[Records from a collection]
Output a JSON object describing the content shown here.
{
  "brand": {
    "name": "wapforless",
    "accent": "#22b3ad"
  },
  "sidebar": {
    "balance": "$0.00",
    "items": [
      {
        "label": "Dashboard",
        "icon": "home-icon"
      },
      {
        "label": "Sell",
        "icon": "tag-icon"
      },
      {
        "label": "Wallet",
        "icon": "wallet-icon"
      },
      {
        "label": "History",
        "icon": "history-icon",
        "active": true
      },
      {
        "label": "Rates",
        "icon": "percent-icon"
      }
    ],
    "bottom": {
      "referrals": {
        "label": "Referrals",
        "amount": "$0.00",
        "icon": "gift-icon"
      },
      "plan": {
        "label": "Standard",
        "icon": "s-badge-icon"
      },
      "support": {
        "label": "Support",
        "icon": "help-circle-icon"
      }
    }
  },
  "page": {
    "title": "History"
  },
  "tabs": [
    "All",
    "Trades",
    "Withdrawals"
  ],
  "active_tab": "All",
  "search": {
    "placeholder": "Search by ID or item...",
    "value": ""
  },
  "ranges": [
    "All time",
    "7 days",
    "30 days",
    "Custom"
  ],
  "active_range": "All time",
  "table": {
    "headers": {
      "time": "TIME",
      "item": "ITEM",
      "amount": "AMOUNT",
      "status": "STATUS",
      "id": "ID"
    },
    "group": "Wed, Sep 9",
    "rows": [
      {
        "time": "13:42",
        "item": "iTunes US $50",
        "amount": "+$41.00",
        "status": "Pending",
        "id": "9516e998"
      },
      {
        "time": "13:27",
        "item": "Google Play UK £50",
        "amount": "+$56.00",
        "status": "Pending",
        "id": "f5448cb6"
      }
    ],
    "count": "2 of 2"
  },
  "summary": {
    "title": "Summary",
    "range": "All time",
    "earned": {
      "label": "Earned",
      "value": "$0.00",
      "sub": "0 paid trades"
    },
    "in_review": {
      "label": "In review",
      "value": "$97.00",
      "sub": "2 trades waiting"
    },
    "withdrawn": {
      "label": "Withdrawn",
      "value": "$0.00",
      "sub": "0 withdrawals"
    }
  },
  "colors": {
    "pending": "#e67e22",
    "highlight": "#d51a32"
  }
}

> _TASK TO CARRY OUT_: In the listing, find every line containing the word "label" and list it.

> _SOLUTION_:
        "label": "Dashboard",
        "label": "Sell",
        "label": "Wallet",
        "label": "History",
        "label": "Rates",
        "label": "Referrals",
        "label": "Standard",
        "label": "Support",
      "label": "Earned",
      "label": "In review",
      "label": "Withdrawn",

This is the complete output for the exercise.